# START OF DATA PROVIDED

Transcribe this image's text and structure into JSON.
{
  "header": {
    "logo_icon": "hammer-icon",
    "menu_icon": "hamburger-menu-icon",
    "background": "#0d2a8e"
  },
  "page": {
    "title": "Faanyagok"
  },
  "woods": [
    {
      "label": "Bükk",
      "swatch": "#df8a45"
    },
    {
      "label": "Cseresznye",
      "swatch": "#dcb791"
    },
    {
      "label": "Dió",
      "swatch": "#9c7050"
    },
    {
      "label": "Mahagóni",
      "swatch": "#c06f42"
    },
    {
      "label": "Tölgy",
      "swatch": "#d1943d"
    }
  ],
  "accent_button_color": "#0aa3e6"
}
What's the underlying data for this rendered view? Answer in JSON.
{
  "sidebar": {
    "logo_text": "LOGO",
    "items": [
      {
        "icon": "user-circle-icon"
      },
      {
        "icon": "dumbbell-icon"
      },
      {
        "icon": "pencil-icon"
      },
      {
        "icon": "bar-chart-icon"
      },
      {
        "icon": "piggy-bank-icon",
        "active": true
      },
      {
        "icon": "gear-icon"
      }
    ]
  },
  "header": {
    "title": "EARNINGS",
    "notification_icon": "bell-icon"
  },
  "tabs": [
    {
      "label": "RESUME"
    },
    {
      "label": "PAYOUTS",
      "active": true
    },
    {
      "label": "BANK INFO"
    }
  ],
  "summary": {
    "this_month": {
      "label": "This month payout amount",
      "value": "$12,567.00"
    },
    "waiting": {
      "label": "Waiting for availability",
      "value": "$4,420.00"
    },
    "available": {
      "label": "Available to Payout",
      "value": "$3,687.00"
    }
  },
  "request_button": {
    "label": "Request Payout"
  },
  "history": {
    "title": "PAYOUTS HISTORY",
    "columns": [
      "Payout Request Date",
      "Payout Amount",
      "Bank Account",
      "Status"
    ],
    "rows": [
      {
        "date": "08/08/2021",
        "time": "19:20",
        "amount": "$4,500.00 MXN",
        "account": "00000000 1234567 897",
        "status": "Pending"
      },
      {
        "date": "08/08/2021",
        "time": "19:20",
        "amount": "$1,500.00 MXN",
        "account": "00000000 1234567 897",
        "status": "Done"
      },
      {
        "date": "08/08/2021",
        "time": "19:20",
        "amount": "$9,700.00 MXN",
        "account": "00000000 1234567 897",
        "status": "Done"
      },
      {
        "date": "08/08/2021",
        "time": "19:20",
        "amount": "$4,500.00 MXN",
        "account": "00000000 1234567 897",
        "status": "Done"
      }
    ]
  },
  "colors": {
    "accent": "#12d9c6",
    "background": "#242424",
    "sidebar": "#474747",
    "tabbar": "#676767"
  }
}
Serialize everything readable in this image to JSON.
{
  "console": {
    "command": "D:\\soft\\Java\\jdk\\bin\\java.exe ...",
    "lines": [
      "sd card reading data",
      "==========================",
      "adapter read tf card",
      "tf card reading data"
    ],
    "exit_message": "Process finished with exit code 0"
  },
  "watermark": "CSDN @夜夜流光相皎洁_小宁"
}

# END OF DATA PROVIDED

WHAT THIS TASK INVOLVES:
Each entry above is to be set down again in exactly the same words.

COMPLETE ANSWER:
Transcribe this image's text and structure into JSON.
{
  "header": {
    "logo_icon": "hammer-icon",
    "menu_icon": "hamburger-menu-icon",
    "background": "#0d2a8e"
  },
  "page": {
    "title": "Faanyagok"
  },
  "woods": [
    {
      "label": "Bükk",
      "swatch": "#df8a45"
    },
    {
      "label": "Cseresznye",
      "swatch": "#dcb791"
    },
    {
      "label": "Dió",
      "swatch": "#9c7050"
    },
    {
      "label": "Mahagóni",
      "swatch": "#c06f42"
    },
    {
      "label": "Tölgy",
      "swatch": "#d1943d"
    }
  ],
  "accent_button_color": "#0aa3e6"
}
What's the underlying data for this rendered view? Answer in JSON.
{
  "sidebar": {
    "logo_text": "LOGO",
    "items": [
      {
        "icon": "user-circle-icon"
      },
      {
        "icon": "dumbbell-icon"
      },
      {
        "icon": "pencil-icon"
      },
      {
        "icon": "bar-chart-icon"
      },
      {
        "icon": "piggy-bank-icon",
        "active": true
      },
      {
        "icon": "gear-icon"
      }
    ]
  },
  "header": {
    "title": "EARNINGS",
    "notification_icon": "bell-icon"
  },
  "tabs": [
    {
      "label": "RESUME"
    },
    {
      "label": "PAYOUTS",
      "active": true
    },
    {
      "label": "BANK INFO"
    }
  ],
  "summary": {
    "this_month": {
      "label": "This month payout amount",
      "value": "$12,567.00"
    },
    "waiting": {
      "label": "Waiting for availability",
      "value": "$4,420.00"
    },
    "available": {
      "label": "Available to Payout",
      "value": "$3,687.00"
    }
  },
  "request_button": {
    "label": "Request Payout"
  },
  "history": {
    "title": "PAYOUTS HISTORY",
    "columns": [
      "Payout Request Date",
      "Payout Amount",
      "Bank Account",
      "Status"
    ],
    "rows": [
      {
        "date": "08/08/2021",
        "time": "19:20",
        "amount": "$4,500.00 MXN",
        "account": "00000000 1234567 897",
        "status": "Pending"
      },
      {
        "date": "08/08/2021",
        "time": "19:20",
        "amount": "$1,500.00 MXN",
        "account": "00000000 1234567 897",
        "status": "Done"
      },
      {
        "date": "08/08/2021",
        "time": "19:20",
        "amount": "$9,700.00 MXN",
        "account": "00000000 1234567 897",
        "status": "Done"
      },
      {
        "date": "08/08/2021",
        "time": "19:20",
        "amount": "$4,500.00 MXN",
        "account": "00000000 1234567 897",
        "status": "Done"
      }
    ]
  },
  "colors": {
    "accent": "#12d9c6",
    "background": "#242424",
    "sidebar": "#474747",
    "tabbar": "#676767"
  }
}
Serialize everything readable in this image to JSON.
{
  "console": {
    "command": "D:\\soft\\Java\\jdk\\bin\\java.exe ...",
    "lines": [
      "sd card reading data",
      "==========================",
      "adapter read tf card",
      "tf card reading data"
    ],
    "exit_message": "Process finished with exit code 0"
  },
  "watermark": "CSDN @夜夜流光相皎洁_小宁"
}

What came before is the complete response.